Requirement: Reproduce the records below word for word, starting from their beginning and going on through the line that contains "label-reservoir: Продуктивный пласт", with that line included.

Region boundary data:
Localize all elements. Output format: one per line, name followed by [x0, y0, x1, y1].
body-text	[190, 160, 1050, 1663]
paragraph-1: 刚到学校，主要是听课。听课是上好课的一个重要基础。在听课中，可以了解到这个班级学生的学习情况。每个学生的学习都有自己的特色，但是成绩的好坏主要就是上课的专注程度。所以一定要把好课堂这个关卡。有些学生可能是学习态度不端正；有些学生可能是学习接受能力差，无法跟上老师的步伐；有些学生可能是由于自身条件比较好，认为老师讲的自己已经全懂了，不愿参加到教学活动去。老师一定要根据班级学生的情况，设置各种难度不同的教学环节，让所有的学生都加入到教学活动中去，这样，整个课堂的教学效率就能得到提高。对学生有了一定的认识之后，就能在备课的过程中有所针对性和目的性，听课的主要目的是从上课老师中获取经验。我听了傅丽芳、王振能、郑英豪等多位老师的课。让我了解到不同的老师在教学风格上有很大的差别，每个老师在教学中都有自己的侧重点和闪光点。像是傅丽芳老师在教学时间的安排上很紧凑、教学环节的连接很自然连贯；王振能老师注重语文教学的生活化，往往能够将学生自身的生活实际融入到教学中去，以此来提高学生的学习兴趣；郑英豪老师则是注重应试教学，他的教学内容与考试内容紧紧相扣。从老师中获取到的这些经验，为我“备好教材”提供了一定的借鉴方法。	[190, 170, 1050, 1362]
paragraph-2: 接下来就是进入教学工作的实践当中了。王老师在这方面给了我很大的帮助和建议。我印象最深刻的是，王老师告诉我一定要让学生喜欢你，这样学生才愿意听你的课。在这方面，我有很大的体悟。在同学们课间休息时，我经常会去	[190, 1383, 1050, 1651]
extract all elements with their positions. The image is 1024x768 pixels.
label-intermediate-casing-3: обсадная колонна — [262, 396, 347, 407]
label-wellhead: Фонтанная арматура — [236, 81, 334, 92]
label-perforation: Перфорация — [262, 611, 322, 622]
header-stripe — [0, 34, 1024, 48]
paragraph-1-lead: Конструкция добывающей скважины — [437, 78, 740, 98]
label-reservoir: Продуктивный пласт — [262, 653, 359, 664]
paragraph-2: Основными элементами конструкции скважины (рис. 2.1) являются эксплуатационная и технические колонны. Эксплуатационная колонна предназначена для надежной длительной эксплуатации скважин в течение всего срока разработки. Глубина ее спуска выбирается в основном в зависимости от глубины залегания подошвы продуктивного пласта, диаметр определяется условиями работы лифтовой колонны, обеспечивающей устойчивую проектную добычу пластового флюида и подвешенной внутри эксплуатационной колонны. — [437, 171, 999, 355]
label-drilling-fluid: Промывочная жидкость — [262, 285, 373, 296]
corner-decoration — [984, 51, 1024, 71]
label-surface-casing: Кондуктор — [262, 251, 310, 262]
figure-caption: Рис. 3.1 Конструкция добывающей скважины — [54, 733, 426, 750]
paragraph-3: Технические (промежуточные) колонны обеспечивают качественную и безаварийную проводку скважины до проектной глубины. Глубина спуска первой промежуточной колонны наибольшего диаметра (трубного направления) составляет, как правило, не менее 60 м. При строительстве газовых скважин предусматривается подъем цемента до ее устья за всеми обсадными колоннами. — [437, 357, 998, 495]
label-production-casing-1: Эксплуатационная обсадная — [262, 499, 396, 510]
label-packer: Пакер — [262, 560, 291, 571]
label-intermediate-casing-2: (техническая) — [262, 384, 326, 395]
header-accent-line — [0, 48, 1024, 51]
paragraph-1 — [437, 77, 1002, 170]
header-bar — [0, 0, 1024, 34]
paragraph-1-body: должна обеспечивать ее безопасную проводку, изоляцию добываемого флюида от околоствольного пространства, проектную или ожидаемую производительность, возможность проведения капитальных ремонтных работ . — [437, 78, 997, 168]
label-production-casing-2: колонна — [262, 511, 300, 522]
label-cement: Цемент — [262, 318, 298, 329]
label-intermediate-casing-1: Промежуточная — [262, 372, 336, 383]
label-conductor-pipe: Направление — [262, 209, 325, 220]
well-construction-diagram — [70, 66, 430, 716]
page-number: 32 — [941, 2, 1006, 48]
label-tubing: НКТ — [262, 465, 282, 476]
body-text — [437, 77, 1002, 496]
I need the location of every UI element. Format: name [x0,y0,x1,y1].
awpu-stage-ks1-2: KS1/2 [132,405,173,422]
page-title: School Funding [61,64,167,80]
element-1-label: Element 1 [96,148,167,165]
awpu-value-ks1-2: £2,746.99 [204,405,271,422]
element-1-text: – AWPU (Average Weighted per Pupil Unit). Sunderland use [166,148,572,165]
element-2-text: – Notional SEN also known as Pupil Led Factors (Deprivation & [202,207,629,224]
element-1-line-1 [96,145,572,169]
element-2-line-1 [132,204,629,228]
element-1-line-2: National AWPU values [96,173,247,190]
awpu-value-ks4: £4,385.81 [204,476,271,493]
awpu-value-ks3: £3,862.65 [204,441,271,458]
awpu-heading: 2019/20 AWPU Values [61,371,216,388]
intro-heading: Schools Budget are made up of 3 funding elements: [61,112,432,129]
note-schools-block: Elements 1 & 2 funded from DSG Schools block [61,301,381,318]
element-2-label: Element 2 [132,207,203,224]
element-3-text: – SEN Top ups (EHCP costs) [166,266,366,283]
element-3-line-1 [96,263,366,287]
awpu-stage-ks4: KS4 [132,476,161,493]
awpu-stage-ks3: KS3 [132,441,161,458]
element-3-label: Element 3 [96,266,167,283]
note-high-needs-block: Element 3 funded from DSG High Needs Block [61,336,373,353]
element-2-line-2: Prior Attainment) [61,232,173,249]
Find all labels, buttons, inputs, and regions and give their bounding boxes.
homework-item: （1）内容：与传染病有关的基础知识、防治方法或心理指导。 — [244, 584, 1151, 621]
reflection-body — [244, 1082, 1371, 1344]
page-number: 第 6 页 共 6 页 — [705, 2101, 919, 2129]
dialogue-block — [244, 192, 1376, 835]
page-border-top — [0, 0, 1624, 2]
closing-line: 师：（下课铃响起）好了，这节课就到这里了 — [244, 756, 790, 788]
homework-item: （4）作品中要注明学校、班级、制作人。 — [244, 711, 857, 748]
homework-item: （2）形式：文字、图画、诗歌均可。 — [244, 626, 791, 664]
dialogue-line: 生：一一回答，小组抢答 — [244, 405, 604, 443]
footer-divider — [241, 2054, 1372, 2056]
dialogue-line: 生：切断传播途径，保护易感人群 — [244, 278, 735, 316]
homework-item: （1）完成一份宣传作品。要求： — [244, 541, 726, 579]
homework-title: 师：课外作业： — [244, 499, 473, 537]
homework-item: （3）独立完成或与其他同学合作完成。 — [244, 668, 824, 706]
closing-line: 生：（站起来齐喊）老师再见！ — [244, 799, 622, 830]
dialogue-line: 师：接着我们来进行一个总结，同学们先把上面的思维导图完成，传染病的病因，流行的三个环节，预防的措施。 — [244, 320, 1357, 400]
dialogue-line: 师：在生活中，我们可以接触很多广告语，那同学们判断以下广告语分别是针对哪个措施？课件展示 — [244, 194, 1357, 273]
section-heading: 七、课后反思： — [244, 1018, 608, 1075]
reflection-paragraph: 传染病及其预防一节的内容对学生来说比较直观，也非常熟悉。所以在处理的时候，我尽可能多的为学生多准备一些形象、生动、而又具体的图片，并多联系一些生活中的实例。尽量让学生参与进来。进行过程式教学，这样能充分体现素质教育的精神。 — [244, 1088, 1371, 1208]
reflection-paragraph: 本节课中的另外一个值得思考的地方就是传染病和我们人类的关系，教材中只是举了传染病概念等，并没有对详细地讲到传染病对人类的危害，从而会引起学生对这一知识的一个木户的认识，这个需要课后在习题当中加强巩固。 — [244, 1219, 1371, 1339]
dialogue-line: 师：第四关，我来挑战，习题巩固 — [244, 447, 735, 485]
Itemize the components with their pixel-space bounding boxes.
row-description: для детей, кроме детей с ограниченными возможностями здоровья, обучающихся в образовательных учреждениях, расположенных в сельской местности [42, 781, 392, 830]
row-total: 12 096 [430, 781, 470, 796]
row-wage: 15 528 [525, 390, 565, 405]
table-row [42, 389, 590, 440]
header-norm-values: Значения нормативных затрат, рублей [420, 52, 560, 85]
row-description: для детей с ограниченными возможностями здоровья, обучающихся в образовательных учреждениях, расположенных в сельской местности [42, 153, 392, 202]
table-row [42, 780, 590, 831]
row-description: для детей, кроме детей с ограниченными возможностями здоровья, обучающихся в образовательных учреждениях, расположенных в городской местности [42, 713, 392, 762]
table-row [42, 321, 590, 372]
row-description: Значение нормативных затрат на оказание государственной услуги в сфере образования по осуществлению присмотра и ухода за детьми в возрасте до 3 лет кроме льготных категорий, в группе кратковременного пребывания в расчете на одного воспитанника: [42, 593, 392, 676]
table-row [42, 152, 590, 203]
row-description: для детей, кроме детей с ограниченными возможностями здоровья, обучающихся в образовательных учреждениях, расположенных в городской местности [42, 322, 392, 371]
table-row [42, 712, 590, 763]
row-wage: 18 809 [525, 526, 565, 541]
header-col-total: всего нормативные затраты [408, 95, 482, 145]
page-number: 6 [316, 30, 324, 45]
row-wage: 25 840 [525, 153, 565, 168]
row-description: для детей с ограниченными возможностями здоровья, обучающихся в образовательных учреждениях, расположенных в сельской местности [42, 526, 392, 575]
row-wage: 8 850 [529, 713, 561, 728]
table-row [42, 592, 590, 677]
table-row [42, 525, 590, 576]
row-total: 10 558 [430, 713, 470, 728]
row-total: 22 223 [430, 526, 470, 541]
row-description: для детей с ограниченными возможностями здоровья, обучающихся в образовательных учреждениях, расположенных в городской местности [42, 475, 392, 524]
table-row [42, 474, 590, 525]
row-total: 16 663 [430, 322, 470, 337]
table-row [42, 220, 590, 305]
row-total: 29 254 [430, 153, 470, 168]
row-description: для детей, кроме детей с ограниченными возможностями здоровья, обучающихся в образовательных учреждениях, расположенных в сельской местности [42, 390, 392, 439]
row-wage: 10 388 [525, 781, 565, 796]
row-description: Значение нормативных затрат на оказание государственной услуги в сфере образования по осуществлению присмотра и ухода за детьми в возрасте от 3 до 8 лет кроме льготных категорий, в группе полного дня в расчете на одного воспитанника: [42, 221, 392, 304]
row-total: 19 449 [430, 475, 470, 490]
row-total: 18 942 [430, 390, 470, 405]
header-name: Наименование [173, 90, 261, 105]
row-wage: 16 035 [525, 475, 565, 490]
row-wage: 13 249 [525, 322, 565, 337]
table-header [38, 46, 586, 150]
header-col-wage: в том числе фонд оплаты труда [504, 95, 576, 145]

Task output:
Localize all elements. Output format: one per line, name followed by [x0, y0, x1, y1].
body-text	[190, 160, 1050, 1663]
paragraph-1: 刚到学校，主要是听课。听课是上好课的一个重要基础。在听课中，可以了解到这个班级学生的学习情况。每个学生的学习都有自己的特色，但是成绩的好坏主要就是上课的专注程度。所以一定要把好课堂这个关卡。有些学生可能是学习态度不端正；有些学生可能是学习接受能力差，无法跟上老师的步伐；有些学生可能是由于自身条件比较好，认为老师讲的自己已经全懂了，不愿参加到教学活动去。老师一定要根据班级学生的情况，设置各种难度不同的教学环节，让所有的学生都加入到教学活动中去，这样，整个课堂的教学效率就能得到提高。对学生有了一定的认识之后，就能在备课的过程中有所针对性和目的性，听课的主要目的是从上课老师中获取经验。我听了傅丽芳、王振能、郑英豪等多位老师的课。让我了解到不同的老师在教学风格上有很大的差别，每个老师在教学中都有自己的侧重点和闪光点。像是傅丽芳老师在教学时间的安排上很紧凑、教学环节的连接很自然连贯；王振能老师注重语文教学的生活化，往往能够将学生自身的生活实际融入到教学中去，以此来提高学生的学习兴趣；郑英豪老师则是注重应试教学，他的教学内容与考试内容紧紧相扣。从老师中获取到的这些经验，为我“备好教材”提供了一定的借鉴方法。	[190, 170, 1050, 1362]
paragraph-2: 接下来就是进入教学工作的实践当中了。王老师在这方面给了我很大的帮助和建议。我印象最深刻的是，王老师告诉我一定要让学生喜欢你，这样学生才愿意听你的课。在这方面，我有很大的体悟。在同学们课间休息时，我经常会去	[190, 1383, 1050, 1651]
extract all elements with their positions. The image is 1024x768 pixels.
label-intermediate-casing-3: обсадная колонна — [262, 396, 347, 407]
label-wellhead: Фонтанная арматура — [236, 81, 334, 92]
label-perforation: Перфорация — [262, 611, 322, 622]
header-stripe — [0, 34, 1024, 48]
paragraph-1-lead: Конструкция добывающей скважины — [437, 78, 740, 98]
label-reservoir: Продуктивный пласт — [262, 653, 359, 664]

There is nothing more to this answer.